### Short exercise
Give the number of lines in the entries that contain "KATEGORI". State only the count.

# # #

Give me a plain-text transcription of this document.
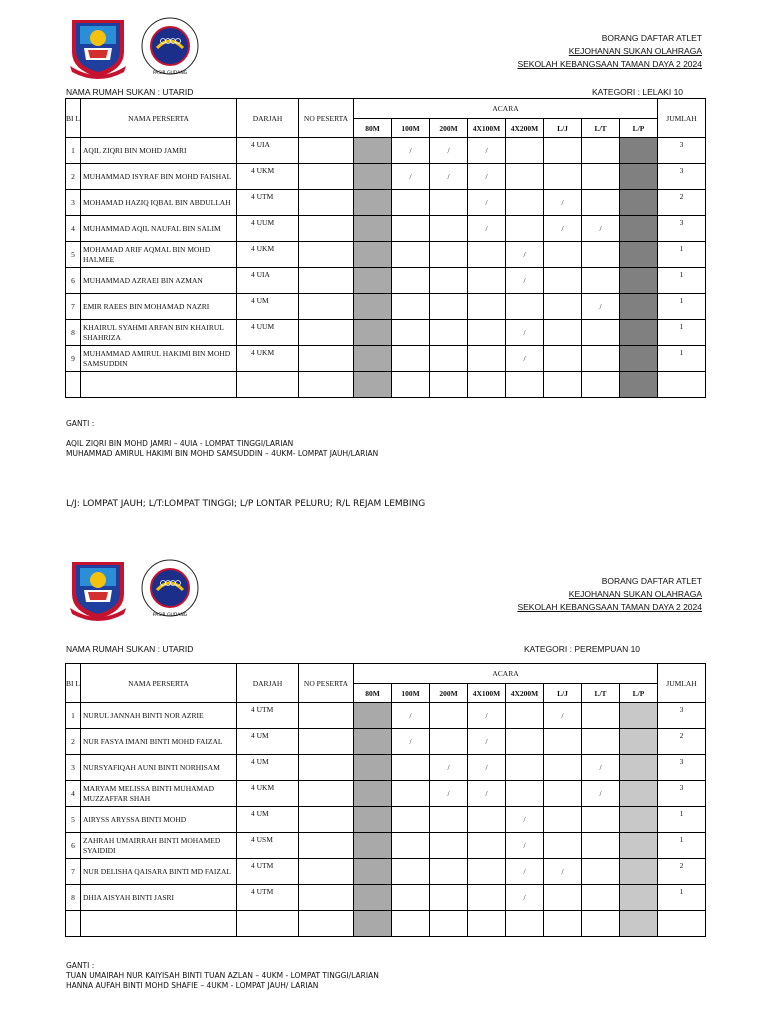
PASIR GUDANG
BORANG DAFTAR ATLET
KEJOHANAN SUKAN OLAHRAGA
SEKOLAH KEBANGSAAN TAMAN DAYA 2 2024
NAMA RUMAH SUKAN : UTARID	KATEGORI : LELAKI 10
BI L	NAMA PERSERTA	DARJAH	NO PESERTA	ACARA								JUMLAH
				80M	100M	200M	4X100M	4X200M	L/J	L/T	L/P	
1	AQIL ZIQRI BIN MOHD JAMRI	4 UIA			/	/	/					3
2	MUHAMMAD ISYRAF BIN MOHD FAISHAL	4 UKM			/	/	/					3
3	MOHAMAD HAZIQ IQBAL BIN ABDULLAH	4 UTM					/		/			2
4	MUHAMMAD AQIL NAUFAL BIN SALIM	4 UUM					/		/	/		3
5	MOHAMAD ARIF AQMAL BIN MOHD HALMEE	4 UKM						/				1
6	MUHAMMAD AZRAEI BIN AZMAN	4 UIA						/				1
7	EMIR RAEES BIN MOHAMAD NAZRI	4 UM								/		1
8	KHAIRUL SYAHMI ARFAN BIN KHAIRUL SHAHRIZA	4 UUM						/				1
9	MUHAMMAD AMIRUL HAKIMI BIN MOHD SAMSUDDIN	4 UKM						/				1

GANTI :
AQIL ZIQRI BIN MOHD JAMRI – 4UIA - LOMPAT TINGGI/LARIAN
MUHAMMAD AMIRUL HAKIMI BIN MOHD SAMSUDDIN – 4UKM- LOMPAT JAUH/LARIAN
L/J: LOMPAT JAUH; L/T:LOMPAT TINGGI; L/P LONTAR PELURU; R/L REJAM LEMBING
PASIR GUDANG
BORANG DAFTAR ATLET
KEJOHANAN SUKAN OLAHRAGA
SEKOLAH KEBANGSAAN TAMAN DAYA 2 2024
NAMA RUMAH SUKAN : UTARID	KATEGORI : PEREMPUAN 10
BI L	NAMA PERSERTA	DARJAH	NO PESERTA	ACARA								JUMLAH
				80M	100M	200M	4X100M	4X200M	L/J	L/T	L/P	
1	NURUL JANNAH BINTI NOR AZRIE	4 UTM			/		/		/			3
2	NUR FASYA IMANI BINTI MOHD FAIZAL	4 UM			/		/					2
3	NURSYAFIQAH AUNI BINTI NORHISAM	4 UM				/	/			/		3
4	MARYAM MELISSA BINTI MUHAMAD MUZZAFFAR SHAH	4 UKM				/	/			/		3
5	AIRYSS ARYSSA BINTI MOHD	4 UM						/				1
6	ZAHRAH UMAIRRAH BINTI MOHAMED SYAIDIDI	4 USM						/				1
7	NUR DELISHA QAISARA BINTI MD FAIZAL	4 UTM						/	/			2
8	DHIA AISYAH BINTI JASRI	4 UTM						/				1

GANTI :
TUAN UMAIRAH NUR KAIYISAH BINTI TUAN AZLAN – 4UKM - LOMPAT TINGGI/LARIAN
HANNA AUFAH BINTI MOHD SHAFIE – 4UKM - LOMPAT JAUH/ LARIAN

# # #

### The completed task
2